● **Records for the task**:
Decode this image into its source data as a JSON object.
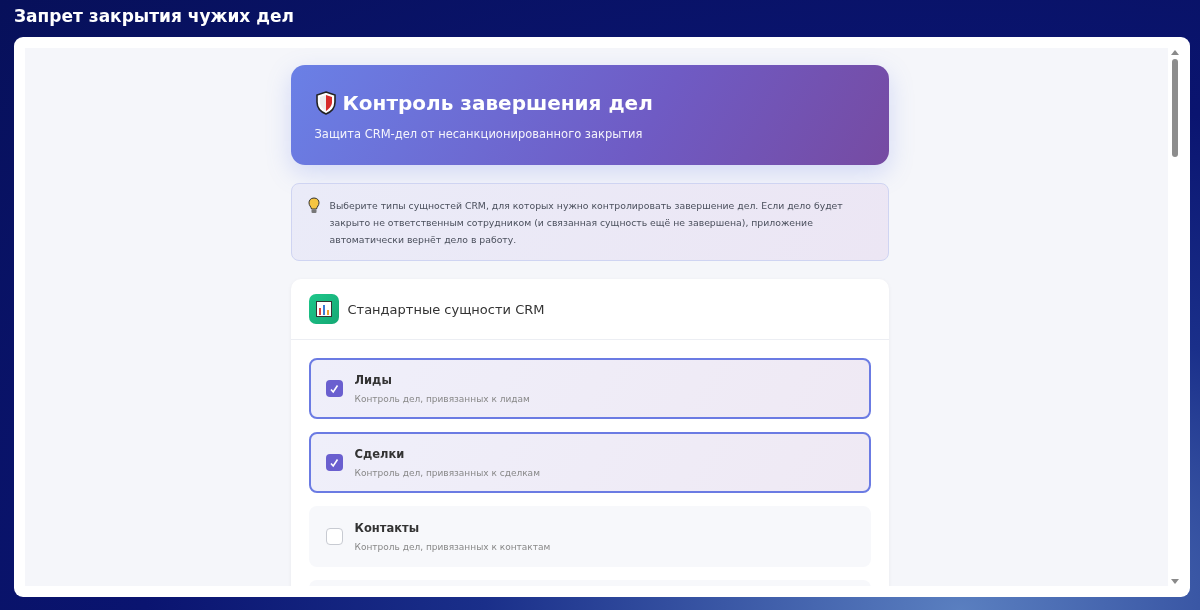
{
  "window": {
    "title": "Запрет закрытия чужих дел"
  },
  "header": {
    "title": "Контроль завершения дел",
    "subtitle": "Защита CRM-дел от несанкционированного закрытия"
  },
  "info": {
    "text": "Выберите типы сущностей CRM, для которых нужно контролировать завершение дел. Если дело будет закрыто не ответственным сотрудником (и связанная сущность ещё не завершена), приложение автоматически вернёт дело в работу."
  },
  "section": {
    "title": "Стандартные сущности CRM",
    "items": [
      {
        "label": "Лиды",
        "description": "Контроль дел, привязанных к лидам",
        "checked": true
      },
      {
        "label": "Сделки",
        "description": "Контроль дел, привязанных к сделкам",
        "checked": true
      },
      {
        "label": "Контакты",
        "description": "Контроль дел, привязанных к контактам",
        "checked": false
      }
    ]
  }
}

● **The request**:
All of the lines above should be retyped precisely, apart from the pictures.

● **Answer to the task**:
Decode this image into its source data as a JSON object.
{
  "window": {
    "title": "Запрет закрытия чужих дел"
  },
  "header": {
    "title": "Контроль завершения дел",
    "subtitle": "Защита CRM-дел от несанкционированного закрытия"
  },
  "info": {
    "text": "Выберите типы сущностей CRM, для которых нужно контролировать завершение дел. Если дело будет закрыто не ответственным сотрудником (и связанная сущность ещё не завершена), приложение автоматически вернёт дело в работу."
  },
  "section": {
    "title": "Стандартные сущности CRM",
    "items": [
      {
        "label": "Лиды",
        "description": "Контроль дел, привязанных к лидам",
        "checked": true
      },
      {
        "label": "Сделки",
        "description": "Контроль дел, привязанных к сделкам",
        "checked": true
      },
      {
        "label": "Контакты",
        "description": "Контроль дел, привязанных к контактам",
        "checked": false
      }
    ]
  }
}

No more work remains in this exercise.